Do this => Output the records exactly. Include every line.

[start Given records]

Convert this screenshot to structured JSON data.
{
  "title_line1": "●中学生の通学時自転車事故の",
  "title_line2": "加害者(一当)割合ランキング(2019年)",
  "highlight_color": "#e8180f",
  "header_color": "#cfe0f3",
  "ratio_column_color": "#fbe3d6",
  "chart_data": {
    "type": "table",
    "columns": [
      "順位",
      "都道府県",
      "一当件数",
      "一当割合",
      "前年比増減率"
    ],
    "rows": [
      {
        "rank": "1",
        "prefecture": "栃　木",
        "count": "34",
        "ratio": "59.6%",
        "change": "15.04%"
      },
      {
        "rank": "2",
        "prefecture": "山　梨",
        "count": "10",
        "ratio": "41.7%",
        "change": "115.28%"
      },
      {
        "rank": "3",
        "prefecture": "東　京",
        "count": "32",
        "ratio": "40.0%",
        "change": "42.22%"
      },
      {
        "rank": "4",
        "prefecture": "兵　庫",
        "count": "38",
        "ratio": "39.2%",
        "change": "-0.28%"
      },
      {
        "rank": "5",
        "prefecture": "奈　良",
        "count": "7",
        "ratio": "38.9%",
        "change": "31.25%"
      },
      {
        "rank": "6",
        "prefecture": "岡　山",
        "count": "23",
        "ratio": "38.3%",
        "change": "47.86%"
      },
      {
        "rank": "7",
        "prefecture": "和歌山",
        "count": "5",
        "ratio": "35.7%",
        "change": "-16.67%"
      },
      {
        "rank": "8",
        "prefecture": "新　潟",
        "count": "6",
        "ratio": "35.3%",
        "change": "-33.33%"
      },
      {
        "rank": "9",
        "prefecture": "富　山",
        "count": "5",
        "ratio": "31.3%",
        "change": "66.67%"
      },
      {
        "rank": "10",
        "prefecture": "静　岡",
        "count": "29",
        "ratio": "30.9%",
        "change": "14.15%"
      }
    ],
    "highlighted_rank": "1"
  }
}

[end Given records]

Solution to this task =>
Convert this screenshot to structured JSON data.
{
  "title_line1": "●中学生の通学時自転車事故の",
  "title_line2": "加害者(一当)割合ランキング(2019年)",
  "highlight_color": "#e8180f",
  "header_color": "#cfe0f3",
  "ratio_column_color": "#fbe3d6",
  "chart_data": {
    "type": "table",
    "columns": [
      "順位",
      "都道府県",
      "一当件数",
      "一当割合",
      "前年比増減率"
    ],
    "rows": [
      {
        "rank": "1",
        "prefecture": "栃　木",
        "count": "34",
        "ratio": "59.6%",
        "change": "15.04%"
      },
      {
        "rank": "2",
        "prefecture": "山　梨",
        "count": "10",
        "ratio": "41.7%",
        "change": "115.28%"
      },
      {
        "rank": "3",
        "prefecture": "東　京",
        "count": "32",
        "ratio": "40.0%",
        "change": "42.22%"
      },
      {
        "rank": "4",
        "prefecture": "兵　庫",
        "count": "38",
        "ratio": "39.2%",
        "change": "-0.28%"
      },
      {
        "rank": "5",
        "prefecture": "奈　良",
        "count": "7",
        "ratio": "38.9%",
        "change": "31.25%"
      },
      {
        "rank": "6",
        "prefecture": "岡　山",
        "count": "23",
        "ratio": "38.3%",
        "change": "47.86%"
      },
      {
        "rank": "7",
        "prefecture": "和歌山",
        "count": "5",
        "ratio": "35.7%",
        "change": "-16.67%"
      },
      {
        "rank": "8",
        "prefecture": "新　潟",
        "count": "6",
        "ratio": "35.3%",
        "change": "-33.33%"
      },
      {
        "rank": "9",
        "prefecture": "富　山",
        "count": "5",
        "ratio": "31.3%",
        "change": "66.67%"
      },
      {
        "rank": "10",
        "prefecture": "静　岡",
        "count": "29",
        "ratio": "30.9%",
        "change": "14.15%"
      }
    ],
    "highlighted_rank": "1"
  }
}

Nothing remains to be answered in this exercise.